## Task description
Locate each line holding the string "path" and copy it.

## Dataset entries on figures
:::

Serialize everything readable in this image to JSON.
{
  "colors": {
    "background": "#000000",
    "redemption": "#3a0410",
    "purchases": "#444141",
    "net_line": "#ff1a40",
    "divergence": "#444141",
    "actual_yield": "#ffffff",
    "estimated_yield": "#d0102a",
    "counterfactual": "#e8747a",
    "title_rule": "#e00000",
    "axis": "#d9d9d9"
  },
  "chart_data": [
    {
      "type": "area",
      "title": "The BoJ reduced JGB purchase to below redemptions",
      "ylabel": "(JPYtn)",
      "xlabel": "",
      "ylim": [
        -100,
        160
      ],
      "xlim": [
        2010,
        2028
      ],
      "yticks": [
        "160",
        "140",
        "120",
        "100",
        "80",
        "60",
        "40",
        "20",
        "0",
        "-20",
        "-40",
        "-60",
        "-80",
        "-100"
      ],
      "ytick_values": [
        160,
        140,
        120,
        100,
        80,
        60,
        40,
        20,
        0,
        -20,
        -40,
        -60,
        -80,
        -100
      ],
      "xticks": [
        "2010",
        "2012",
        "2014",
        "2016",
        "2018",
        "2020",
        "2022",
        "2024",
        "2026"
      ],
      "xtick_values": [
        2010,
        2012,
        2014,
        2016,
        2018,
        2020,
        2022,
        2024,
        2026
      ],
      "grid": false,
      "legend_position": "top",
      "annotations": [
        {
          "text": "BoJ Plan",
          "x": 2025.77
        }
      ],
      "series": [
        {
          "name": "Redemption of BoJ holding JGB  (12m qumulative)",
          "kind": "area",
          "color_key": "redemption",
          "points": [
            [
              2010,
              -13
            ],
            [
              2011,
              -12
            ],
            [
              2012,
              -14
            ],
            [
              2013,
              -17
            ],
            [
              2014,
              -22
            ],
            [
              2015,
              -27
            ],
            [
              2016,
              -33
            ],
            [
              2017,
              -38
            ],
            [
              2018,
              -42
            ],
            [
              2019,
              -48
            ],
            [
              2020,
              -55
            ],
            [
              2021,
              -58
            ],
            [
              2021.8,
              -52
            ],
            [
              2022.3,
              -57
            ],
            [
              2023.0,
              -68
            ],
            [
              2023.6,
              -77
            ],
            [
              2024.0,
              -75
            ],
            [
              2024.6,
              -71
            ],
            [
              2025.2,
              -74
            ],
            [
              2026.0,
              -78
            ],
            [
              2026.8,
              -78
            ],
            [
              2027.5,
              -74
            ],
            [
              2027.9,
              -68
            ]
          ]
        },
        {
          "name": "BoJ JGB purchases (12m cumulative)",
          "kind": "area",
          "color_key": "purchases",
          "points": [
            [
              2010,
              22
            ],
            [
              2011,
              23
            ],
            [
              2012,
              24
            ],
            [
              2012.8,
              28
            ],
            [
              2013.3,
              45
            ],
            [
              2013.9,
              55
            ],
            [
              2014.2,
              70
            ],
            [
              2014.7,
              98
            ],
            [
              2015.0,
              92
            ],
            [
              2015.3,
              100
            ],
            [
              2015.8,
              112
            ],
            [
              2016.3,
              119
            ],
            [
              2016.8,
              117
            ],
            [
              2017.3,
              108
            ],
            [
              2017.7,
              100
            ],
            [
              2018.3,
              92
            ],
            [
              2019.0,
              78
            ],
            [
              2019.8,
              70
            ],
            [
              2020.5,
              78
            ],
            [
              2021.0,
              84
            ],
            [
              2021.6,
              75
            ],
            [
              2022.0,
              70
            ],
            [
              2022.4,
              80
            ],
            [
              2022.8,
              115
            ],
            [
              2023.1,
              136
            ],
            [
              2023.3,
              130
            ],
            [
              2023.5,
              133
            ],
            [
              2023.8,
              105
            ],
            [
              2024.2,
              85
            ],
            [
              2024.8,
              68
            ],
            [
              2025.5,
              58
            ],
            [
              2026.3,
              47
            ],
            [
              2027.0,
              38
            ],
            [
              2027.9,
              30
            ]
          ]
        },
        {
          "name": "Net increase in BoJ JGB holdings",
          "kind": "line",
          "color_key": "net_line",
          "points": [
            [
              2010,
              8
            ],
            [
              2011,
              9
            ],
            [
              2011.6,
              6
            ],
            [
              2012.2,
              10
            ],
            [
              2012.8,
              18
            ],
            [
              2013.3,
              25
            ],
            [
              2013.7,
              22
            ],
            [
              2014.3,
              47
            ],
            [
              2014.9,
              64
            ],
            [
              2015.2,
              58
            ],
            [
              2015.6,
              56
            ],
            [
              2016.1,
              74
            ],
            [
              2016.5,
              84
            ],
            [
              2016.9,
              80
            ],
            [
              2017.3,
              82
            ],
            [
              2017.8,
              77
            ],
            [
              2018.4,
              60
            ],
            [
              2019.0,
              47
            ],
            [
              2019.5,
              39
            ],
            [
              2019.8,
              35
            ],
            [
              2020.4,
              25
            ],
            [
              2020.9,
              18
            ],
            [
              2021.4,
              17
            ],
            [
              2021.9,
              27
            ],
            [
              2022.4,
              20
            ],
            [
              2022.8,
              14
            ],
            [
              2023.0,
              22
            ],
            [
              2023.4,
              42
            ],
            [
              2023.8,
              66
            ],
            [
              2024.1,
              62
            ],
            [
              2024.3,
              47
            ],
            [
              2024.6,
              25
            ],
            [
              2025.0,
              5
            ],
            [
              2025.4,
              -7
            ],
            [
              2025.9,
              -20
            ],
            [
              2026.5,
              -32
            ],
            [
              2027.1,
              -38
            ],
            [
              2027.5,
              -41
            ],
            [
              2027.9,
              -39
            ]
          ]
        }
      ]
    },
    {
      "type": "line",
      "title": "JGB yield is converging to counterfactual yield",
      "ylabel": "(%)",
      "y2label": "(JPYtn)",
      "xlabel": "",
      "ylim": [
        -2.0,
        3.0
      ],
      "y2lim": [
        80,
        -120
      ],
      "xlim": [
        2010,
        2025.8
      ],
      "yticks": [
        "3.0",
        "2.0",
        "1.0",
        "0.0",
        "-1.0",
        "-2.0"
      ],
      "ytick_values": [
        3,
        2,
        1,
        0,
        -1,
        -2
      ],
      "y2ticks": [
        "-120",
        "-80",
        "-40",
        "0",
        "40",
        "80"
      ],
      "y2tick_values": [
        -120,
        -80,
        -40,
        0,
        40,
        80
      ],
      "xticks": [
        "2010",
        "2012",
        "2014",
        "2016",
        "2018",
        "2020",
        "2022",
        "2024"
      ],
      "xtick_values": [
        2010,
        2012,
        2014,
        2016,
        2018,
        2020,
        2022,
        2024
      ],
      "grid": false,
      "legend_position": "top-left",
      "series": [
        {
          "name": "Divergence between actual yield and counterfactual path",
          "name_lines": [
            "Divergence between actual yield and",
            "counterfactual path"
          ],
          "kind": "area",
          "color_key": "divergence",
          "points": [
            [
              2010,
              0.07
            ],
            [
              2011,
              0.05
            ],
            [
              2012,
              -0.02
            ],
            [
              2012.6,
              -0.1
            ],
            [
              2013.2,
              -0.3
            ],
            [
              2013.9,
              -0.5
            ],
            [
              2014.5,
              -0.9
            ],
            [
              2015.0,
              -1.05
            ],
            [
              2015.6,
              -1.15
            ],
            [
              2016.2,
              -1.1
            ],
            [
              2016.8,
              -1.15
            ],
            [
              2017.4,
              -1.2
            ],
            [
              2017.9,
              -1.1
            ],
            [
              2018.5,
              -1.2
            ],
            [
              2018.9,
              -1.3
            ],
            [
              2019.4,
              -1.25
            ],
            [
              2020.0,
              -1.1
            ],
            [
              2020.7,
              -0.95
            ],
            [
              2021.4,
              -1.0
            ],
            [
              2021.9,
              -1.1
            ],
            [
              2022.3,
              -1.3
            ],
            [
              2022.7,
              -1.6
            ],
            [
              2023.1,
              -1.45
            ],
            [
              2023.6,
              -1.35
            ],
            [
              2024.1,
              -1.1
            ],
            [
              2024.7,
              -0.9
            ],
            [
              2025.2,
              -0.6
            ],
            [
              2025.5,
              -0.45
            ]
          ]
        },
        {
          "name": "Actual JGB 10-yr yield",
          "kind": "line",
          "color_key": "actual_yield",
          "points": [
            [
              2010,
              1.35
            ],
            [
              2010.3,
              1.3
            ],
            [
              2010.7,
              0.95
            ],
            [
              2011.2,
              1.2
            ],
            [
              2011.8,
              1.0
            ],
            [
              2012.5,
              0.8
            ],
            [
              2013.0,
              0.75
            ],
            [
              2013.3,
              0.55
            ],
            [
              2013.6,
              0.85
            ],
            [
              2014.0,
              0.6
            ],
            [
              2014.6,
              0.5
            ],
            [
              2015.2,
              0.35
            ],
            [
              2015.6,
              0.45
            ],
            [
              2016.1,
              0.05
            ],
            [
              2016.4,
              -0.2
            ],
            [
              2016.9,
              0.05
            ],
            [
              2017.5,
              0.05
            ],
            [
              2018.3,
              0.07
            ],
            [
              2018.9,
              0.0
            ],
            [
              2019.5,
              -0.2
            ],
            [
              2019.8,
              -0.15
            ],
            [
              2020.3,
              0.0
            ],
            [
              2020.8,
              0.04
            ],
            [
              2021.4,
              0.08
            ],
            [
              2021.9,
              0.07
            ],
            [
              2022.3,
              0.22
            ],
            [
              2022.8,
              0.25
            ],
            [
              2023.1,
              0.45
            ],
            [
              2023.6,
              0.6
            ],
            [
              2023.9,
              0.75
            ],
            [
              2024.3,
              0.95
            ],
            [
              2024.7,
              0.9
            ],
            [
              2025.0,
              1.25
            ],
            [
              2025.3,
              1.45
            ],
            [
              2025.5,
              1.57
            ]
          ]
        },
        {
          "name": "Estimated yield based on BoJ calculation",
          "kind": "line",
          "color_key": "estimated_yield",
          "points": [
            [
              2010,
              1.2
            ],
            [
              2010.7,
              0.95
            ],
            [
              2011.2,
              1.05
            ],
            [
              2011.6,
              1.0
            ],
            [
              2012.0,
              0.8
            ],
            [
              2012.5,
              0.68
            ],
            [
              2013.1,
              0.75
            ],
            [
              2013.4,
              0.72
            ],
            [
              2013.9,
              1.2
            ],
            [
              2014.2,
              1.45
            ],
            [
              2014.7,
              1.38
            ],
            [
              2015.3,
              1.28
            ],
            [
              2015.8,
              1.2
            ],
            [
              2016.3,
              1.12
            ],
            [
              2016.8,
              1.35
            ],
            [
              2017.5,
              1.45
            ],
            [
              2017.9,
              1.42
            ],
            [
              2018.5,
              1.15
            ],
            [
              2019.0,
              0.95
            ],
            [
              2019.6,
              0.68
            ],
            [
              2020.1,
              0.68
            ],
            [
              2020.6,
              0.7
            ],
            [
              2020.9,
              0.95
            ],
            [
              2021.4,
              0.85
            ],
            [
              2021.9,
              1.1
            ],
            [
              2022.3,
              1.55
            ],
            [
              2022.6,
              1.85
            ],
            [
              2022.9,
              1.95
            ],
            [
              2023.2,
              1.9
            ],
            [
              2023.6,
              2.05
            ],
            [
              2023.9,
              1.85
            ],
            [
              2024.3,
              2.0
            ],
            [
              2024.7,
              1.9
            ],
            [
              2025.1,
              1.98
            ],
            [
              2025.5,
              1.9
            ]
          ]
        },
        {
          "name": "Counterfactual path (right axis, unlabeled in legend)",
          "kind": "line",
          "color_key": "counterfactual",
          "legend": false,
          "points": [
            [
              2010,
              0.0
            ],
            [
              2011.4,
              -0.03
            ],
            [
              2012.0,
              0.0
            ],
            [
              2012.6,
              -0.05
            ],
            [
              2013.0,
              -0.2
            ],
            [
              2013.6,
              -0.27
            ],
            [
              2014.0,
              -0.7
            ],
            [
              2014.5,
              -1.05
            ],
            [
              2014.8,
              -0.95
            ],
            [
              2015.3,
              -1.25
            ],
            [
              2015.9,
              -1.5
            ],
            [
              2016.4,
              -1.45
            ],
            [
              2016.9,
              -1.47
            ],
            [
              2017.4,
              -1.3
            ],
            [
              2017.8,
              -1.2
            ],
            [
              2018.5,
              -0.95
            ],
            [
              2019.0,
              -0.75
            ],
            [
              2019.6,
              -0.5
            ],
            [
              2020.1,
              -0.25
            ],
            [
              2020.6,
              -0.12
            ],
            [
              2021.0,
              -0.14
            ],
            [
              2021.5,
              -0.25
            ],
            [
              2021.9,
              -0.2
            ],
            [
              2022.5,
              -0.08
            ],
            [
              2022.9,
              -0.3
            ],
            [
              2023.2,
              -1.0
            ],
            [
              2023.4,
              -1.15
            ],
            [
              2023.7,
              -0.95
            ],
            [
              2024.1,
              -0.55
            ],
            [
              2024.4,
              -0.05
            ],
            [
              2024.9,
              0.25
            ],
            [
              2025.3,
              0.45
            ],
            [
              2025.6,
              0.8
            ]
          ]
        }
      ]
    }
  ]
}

:::

## Result
          "name": "Divergence between actual yield and counterfactual path",
            "counterfactual path"
          "name": "Counterfactual path (right axis, unlabeled in legend)",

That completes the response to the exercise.